Given request: From the entries below, list each line with "name".

* Begin Input material *

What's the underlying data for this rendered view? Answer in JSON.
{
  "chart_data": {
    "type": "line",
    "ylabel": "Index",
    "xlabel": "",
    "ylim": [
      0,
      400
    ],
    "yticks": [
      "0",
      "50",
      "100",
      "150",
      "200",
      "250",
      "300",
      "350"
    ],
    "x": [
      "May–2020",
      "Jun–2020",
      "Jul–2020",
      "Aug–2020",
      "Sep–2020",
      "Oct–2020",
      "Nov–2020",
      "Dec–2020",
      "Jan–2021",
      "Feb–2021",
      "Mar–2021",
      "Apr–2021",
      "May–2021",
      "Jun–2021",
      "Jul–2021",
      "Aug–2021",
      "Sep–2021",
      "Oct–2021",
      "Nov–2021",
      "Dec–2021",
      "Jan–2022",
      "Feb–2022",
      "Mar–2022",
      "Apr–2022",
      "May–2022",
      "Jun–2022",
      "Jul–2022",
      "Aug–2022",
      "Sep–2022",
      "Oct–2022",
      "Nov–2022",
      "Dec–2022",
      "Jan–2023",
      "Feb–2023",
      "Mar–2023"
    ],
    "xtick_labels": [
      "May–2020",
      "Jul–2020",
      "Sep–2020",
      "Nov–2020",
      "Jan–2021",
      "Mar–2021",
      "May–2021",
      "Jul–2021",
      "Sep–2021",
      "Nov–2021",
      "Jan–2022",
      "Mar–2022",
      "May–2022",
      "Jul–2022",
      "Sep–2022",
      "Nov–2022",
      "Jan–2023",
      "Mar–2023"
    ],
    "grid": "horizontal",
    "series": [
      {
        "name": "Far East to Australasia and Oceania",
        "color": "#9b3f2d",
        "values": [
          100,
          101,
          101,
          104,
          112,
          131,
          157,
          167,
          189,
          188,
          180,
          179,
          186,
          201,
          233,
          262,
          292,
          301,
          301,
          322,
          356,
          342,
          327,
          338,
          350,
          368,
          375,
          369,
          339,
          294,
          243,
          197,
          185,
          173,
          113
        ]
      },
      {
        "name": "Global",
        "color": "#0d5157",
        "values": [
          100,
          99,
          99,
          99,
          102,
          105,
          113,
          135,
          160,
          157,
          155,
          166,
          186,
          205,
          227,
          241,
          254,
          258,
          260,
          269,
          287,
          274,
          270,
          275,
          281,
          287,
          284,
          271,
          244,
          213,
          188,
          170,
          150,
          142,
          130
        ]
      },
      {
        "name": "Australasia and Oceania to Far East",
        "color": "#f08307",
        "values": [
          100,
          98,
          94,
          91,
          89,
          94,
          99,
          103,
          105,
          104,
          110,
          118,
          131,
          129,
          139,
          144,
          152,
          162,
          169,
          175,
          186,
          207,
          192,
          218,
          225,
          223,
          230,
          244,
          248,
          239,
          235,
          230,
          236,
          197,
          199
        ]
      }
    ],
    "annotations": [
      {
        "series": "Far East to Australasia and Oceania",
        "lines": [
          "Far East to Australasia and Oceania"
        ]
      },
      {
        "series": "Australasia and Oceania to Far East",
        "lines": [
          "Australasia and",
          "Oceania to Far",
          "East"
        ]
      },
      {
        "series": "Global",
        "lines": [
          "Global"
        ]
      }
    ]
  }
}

* End Input material *

Result of this task:
        "name": "Far East to Australasia and Oceania",
        "name": "Global",
        "name": "Australasia and Oceania to Far East",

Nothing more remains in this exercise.